Given request: Write out the material exactly, with the pictures left out.

A block of data
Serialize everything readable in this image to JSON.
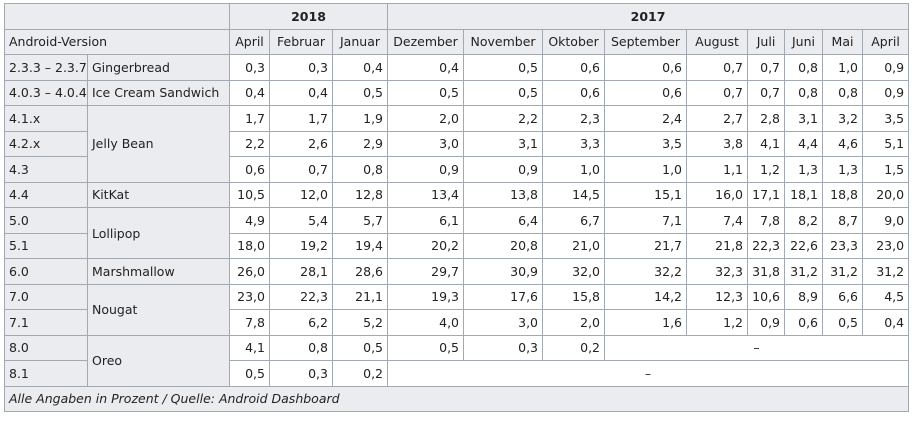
{
  "table": {
    "years": [
      "2018",
      "2017"
    ],
    "version_header": "Android-Version",
    "months": [
      "April",
      "Februar",
      "Januar",
      "Dezember",
      "November",
      "Oktober",
      "September",
      "August",
      "Juli",
      "Juni",
      "Mai",
      "April"
    ],
    "groups": [
      {
        "name": "Gingerbread",
        "rows": [
          {
            "version": "2.3.3 – 2.3.7",
            "values": [
              "0,3",
              "0,3",
              "0,4",
              "0,4",
              "0,5",
              "0,6",
              "0,6",
              "0,7",
              "0,7",
              "0,8",
              "1,0",
              "0,9"
            ]
          }
        ]
      },
      {
        "name": "Ice Cream Sandwich",
        "rows": [
          {
            "version": "4.0.3 – 4.0.4",
            "values": [
              "0,4",
              "0,4",
              "0,5",
              "0,5",
              "0,5",
              "0,6",
              "0,6",
              "0,7",
              "0,7",
              "0,8",
              "0,8",
              "0,9"
            ]
          }
        ]
      },
      {
        "name": "Jelly Bean",
        "rows": [
          {
            "version": "4.1.x",
            "values": [
              "1,7",
              "1,7",
              "1,9",
              "2,0",
              "2,2",
              "2,3",
              "2,4",
              "2,7",
              "2,8",
              "3,1",
              "3,2",
              "3,5"
            ]
          },
          {
            "version": "4.2.x",
            "values": [
              "2,2",
              "2,6",
              "2,9",
              "3,0",
              "3,1",
              "3,3",
              "3,5",
              "3,8",
              "4,1",
              "4,4",
              "4,6",
              "5,1"
            ]
          },
          {
            "version": "4.3",
            "values": [
              "0,6",
              "0,7",
              "0,8",
              "0,9",
              "0,9",
              "1,0",
              "1,0",
              "1,1",
              "1,2",
              "1,3",
              "1,3",
              "1,5"
            ]
          }
        ]
      },
      {
        "name": "KitKat",
        "rows": [
          {
            "version": "4.4",
            "values": [
              "10,5",
              "12,0",
              "12,8",
              "13,4",
              "13,8",
              "14,5",
              "15,1",
              "16,0",
              "17,1",
              "18,1",
              "18,8",
              "20,0"
            ]
          }
        ]
      },
      {
        "name": "Lollipop",
        "rows": [
          {
            "version": "5.0",
            "values": [
              "4,9",
              "5,4",
              "5,7",
              "6,1",
              "6,4",
              "6,7",
              "7,1",
              "7,4",
              "7,8",
              "8,2",
              "8,7",
              "9,0"
            ]
          },
          {
            "version": "5.1",
            "values": [
              "18,0",
              "19,2",
              "19,4",
              "20,2",
              "20,8",
              "21,0",
              "21,7",
              "21,8",
              "22,3",
              "22,6",
              "23,3",
              "23,0"
            ]
          }
        ]
      },
      {
        "name": "Marshmallow",
        "rows": [
          {
            "version": "6.0",
            "values": [
              "26,0",
              "28,1",
              "28,6",
              "29,7",
              "30,9",
              "32,0",
              "32,2",
              "32,3",
              "31,8",
              "31,2",
              "31,2",
              "31,2"
            ]
          }
        ]
      },
      {
        "name": "Nougat",
        "rows": [
          {
            "version": "7.0",
            "values": [
              "23,0",
              "22,3",
              "21,1",
              "19,3",
              "17,6",
              "15,8",
              "14,2",
              "12,3",
              "10,6",
              "8,9",
              "6,6",
              "4,5"
            ]
          },
          {
            "version": "7.1",
            "values": [
              "7,8",
              "6,2",
              "5,2",
              "4,0",
              "3,0",
              "2,0",
              "1,6",
              "1,2",
              "0,9",
              "0,6",
              "0,5",
              "0,4"
            ]
          }
        ]
      },
      {
        "name": "Oreo",
        "rows": [
          {
            "version": "8.0",
            "values": [
              "4,1",
              "0,8",
              "0,5",
              "0,5",
              "0,3",
              "0,2",
              "–"
            ]
          },
          {
            "version": "8.1",
            "values": [
              "0,5",
              "0,3",
              "0,2",
              "–"
            ]
          }
        ]
      }
    ],
    "footer": "Alle Angaben in Prozent / Quelle: Android Dashboard"
  }
}
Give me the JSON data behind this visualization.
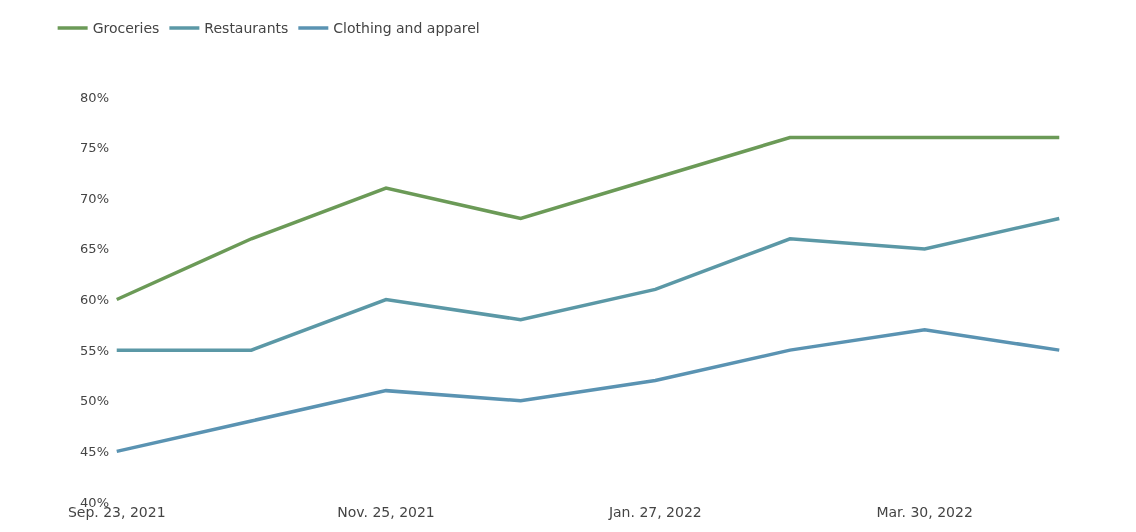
{
  "chart_data": {
    "type": "line",
    "categories": [
      "Sep. 23, 2021",
      null,
      "Nov. 25, 2021",
      null,
      "Jan. 27, 2022",
      null,
      "Mar. 30, 2022",
      null
    ],
    "series": [
      {
        "name": "Groceries",
        "color": "#6b9a57",
        "values": [
          60,
          66,
          71,
          68,
          72,
          76,
          76,
          76
        ]
      },
      {
        "name": "Restaurants",
        "color": "#5b98a6",
        "values": [
          55,
          55,
          60,
          58,
          61,
          66,
          65,
          68
        ]
      },
      {
        "name": "Clothing and apparel",
        "color": "#5a93b2",
        "values": [
          45,
          48,
          51,
          50,
          52,
          55,
          57,
          55
        ]
      }
    ],
    "ylim": [
      40,
      80
    ],
    "yticks": [
      {
        "value": 40,
        "label": "40%"
      },
      {
        "value": 45,
        "label": "45%"
      },
      {
        "value": 50,
        "label": "50%"
      },
      {
        "value": 55,
        "label": "55%"
      },
      {
        "value": 60,
        "label": "60%"
      },
      {
        "value": 65,
        "label": "65%"
      },
      {
        "value": 70,
        "label": "70%"
      },
      {
        "value": 75,
        "label": "75%"
      },
      {
        "value": 80,
        "label": "80%"
      }
    ],
    "legend": "top left",
    "marker": "none",
    "line_style": "solid"
  }
}
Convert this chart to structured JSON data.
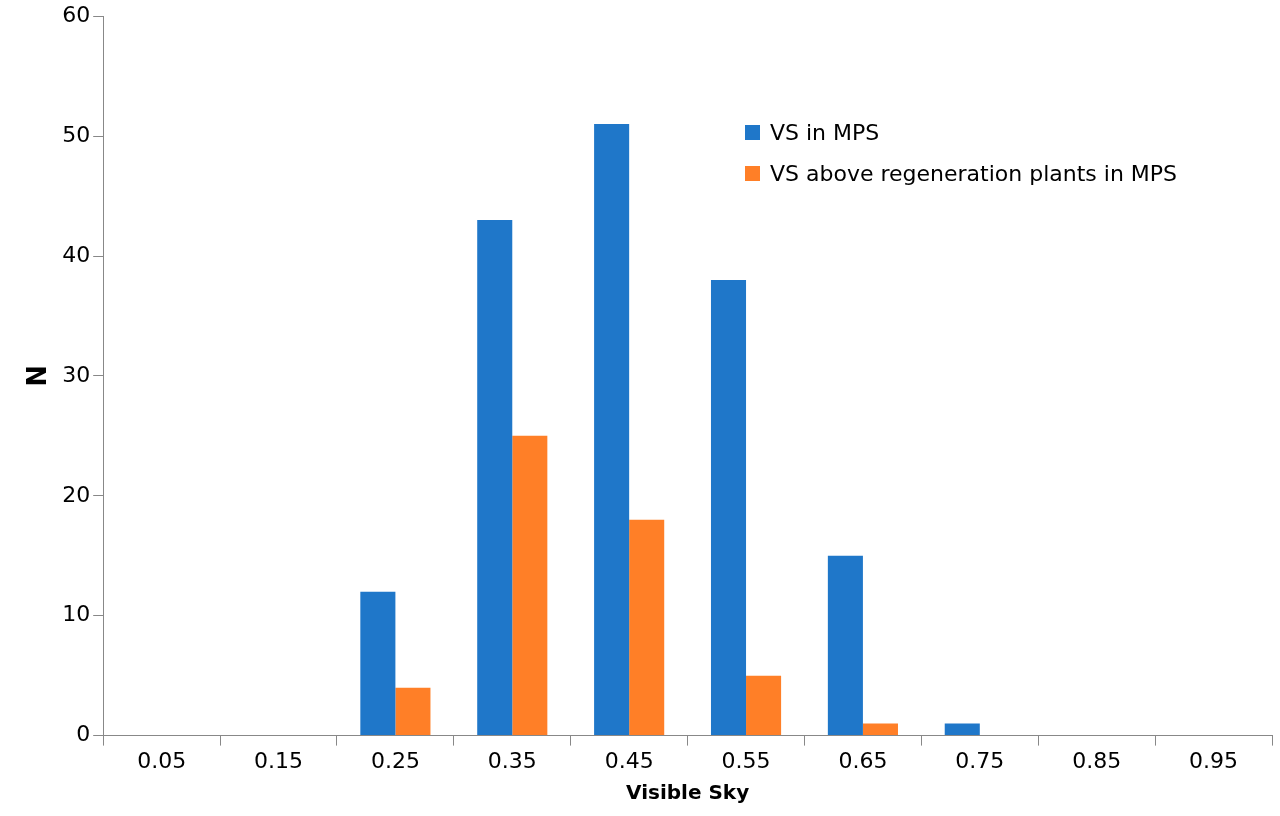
{
  "chart_data": {
    "type": "bar",
    "xlabel": "Visible Sky",
    "ylabel": "N",
    "categories": [
      "0.05",
      "0.15",
      "0.25",
      "0.35",
      "0.45",
      "0.55",
      "0.65",
      "0.75",
      "0.85",
      "0.95"
    ],
    "series": [
      {
        "name": "VS in MPS",
        "color": "#1f77c9",
        "values": [
          0,
          0,
          12,
          43,
          51,
          38,
          15,
          1,
          0,
          0
        ]
      },
      {
        "name": "VS above regeneration plants in MPS",
        "color": "#ff7f27",
        "values": [
          0,
          0,
          4,
          25,
          18,
          5,
          1,
          0,
          0,
          0
        ]
      }
    ],
    "ylim": [
      0,
      60
    ],
    "yticks": [
      0,
      10,
      20,
      30,
      40,
      50,
      60
    ],
    "grid": false,
    "legend": "top right"
  }
}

Complete answer:
Serialize everything readable in this image to JSON.
{
  "table": {
    "years": [
      "2018",
      "2017"
    ],
    "version_header": "Android-Version",
    "months": [
      "April",
      "Februar",
      "Januar",
      "Dezember",
      "November",
      "Oktober",
      "September",
      "August",
      "Juli",
      "Juni",
      "Mai",
      "April"
    ],
    "groups": [
      {
        "name": "Gingerbread",
        "rows": [
          {
            "version": "2.3.3 – 2.3.7",
            "values": [
              "0,3",
              "0,3",
              "0,4",
              "0,4",
              "0,5",
              "0,6",
              "0,6",
              "0,7",
              "0,7",
              "0,8",
              "1,0",
              "0,9"
            ]
          }
        ]
      },
      {
        "name": "Ice Cream Sandwich",
        "rows": [
          {
            "version": "4.0.3 – 4.0.4",
            "values": [
              "0,4",
              "0,4",
              "0,5",
              "0,5",
              "0,5",
              "0,6",
              "0,6",
              "0,7",
              "0,7",
              "0,8",
              "0,8",
              "0,9"
            ]
          }
        ]
      },
      {
        "name": "Jelly Bean",
        "rows": [
          {
            "version": "4.1.x",
            "values": [
              "1,7",
              "1,7",
              "1,9",
              "2,0",
              "2,2",
              "2,3",
              "2,4",
              "2,7",
              "2,8",
              "3,1",
              "3,2",
              "3,5"
            ]
          },
          {
            "version": "4.2.x",
            "values": [
              "2,2",
              "2,6",
              "2,9",
              "3,0",
              "3,1",
              "3,3",
              "3,5",
              "3,8",
              "4,1",
              "4,4",
              "4,6",
              "5,1"
            ]
          },
          {
            "version": "4.3",
            "values": [
              "0,6",
              "0,7",
              "0,8",
              "0,9",
              "0,9",
              "1,0",
              "1,0",
              "1,1",
              "1,2",
              "1,3",
              "1,3",
              "1,5"
            ]
          }
        ]
      },
      {
        "name": "KitKat",
        "rows": [
          {
            "version": "4.4",
            "values": [
              "10,5",
              "12,0",
              "12,8",
              "13,4",
              "13,8",
              "14,5",
              "15,1",
              "16,0",
              "17,1",
              "18,1",
              "18,8",
              "20,0"
            ]
          }
        ]
      },
      {
        "name": "Lollipop",
        "rows": [
          {
            "version": "5.0",
            "values": [
              "4,9",
              "5,4",
              "5,7",
              "6,1",
              "6,4",
              "6,7",
              "7,1",
              "7,4",
              "7,8",
              "8,2",
              "8,7",
              "9,0"
            ]
          },
          {
            "version": "5.1",
            "values": [
              "18,0",
              "19,2",
              "19,4",
              "20,2",
              "20,8",
              "21,0",
              "21,7",
              "21,8",
              "22,3",
              "22,6",
              "23,3",
              "23,0"
            ]
          }
        ]
      },
      {
        "name": "Marshmallow",
        "rows": [
          {
            "version": "6.0",
            "values": [
              "26,0",
              "28,1",
              "28,6",
              "29,7",
              "30,9",
              "32,0",
              "32,2",
              "32,3",
              "31,8",
              "31,2",
              "31,2",
              "31,2"
            ]
          }
        ]
      },
      {
        "name": "Nougat",
        "rows": [
          {
            "version": "7.0",
            "values": [
              "23,0",
              "22,3",
              "21,1",
              "19,3",
              "17,6",
              "15,8",
              "14,2",
              "12,3",
              "10,6",
              "8,9",
              "6,6",
              "4,5"
            ]
          },
          {
            "version": "7.1",
            "values": [
              "7,8",
              "6,2",
              "5,2",
              "4,0",
              "3,0",
              "2,0",
              "1,6",
              "1,2",
              "0,9",
              "0,6",
              "0,5",
              "0,4"
            ]
          }
        ]
      },
      {
        "name": "Oreo",
        "rows": [
          {
            "version": "8.0",
            "values": [
              "4,1",
              "0,8",
              "0,5",
              "0,5",
              "0,3",
              "0,2",
              "–"
            ]
          },
          {
            "version": "8.1",
            "values": [
              "0,5",
              "0,3",
              "0,2",
              "–"
            ]
          }
        ]
      }
    ],
    "footer": "Alle Angaben in Prozent / Quelle: Android Dashboard"
  }
}
Give me the JSON data behind this visualization.
{
  "chart_data": {
    "type": "line",
    "categories": [
      "Sep. 23, 2021",
      null,
      "Nov. 25, 2021",
      null,
      "Jan. 27, 2022",
      null,
      "Mar. 30, 2022",
      null
    ],
    "series": [
      {
        "name": "Groceries",
        "color": "#6b9a57",
        "values": [
          60,
          66,
          71,
          68,
          72,
          76,
          76,
          76
        ]
      },
      {
        "name": "Restaurants",
        "color": "#5b98a6",
        "values": [
          55,
          55,
          60,
          58,
          61,
          66,
          65,
          68
        ]
      },
      {
        "name": "Clothing and apparel",
        "color": "#5a93b2",
        "values": [
          45,
          48,
          51,
          50,
          52,
          55,
          57,
          55
        ]
      }
    ],
    "ylim": [
      40,
      80
    ],
    "yticks": [
      {
        "value": 40,
        "label": "40%"
      },
      {
        "value": 45,
        "label": "45%"
      },
      {
        "value": 50,
        "label": "50%"
      },
      {
        "value": 55,
        "label": "55%"
      },
      {
        "value": 60,
        "label": "60%"
      },
      {
        "value": 65,
        "label": "65%"
      },
      {
        "value": 70,
        "label": "70%"
      },
      {
        "value": 75,
        "label": "75%"
      },
      {
        "value": 80,
        "label": "80%"
      }
    ],
    "legend": "top left",
    "marker": "none",
    "line_style": "solid"
  }
}
Convert this chart to structured JSON data.
{
  "chart_data": {
    "type": "bar",
    "xlabel": "Visible Sky",
    "ylabel": "N",
    "categories": [
      "0.05",
      "0.15",
      "0.25",
      "0.35",
      "0.45",
      "0.55",
      "0.65",
      "0.75",
      "0.85",
      "0.95"
    ],
    "series": [
      {
        "name": "VS in MPS",
        "color": "#1f77c9",
        "values": [
          0,
          0,
          12,
          43,
          51,
          38,
          15,
          1,
          0,
          0
        ]
      },
      {
        "name": "VS above regeneration plants in MPS",
        "color": "#ff7f27",
        "values": [
          0,
          0,
          4,
          25,
          18,
          5,
          1,
          0,
          0,
          0
        ]
      }
    ],
    "ylim": [
      0,
      60
    ],
    "yticks": [
      0,
      10,
      20,
      30,
      40,
      50,
      60
    ],
    "grid": false,
    "legend": "top right"
  }
}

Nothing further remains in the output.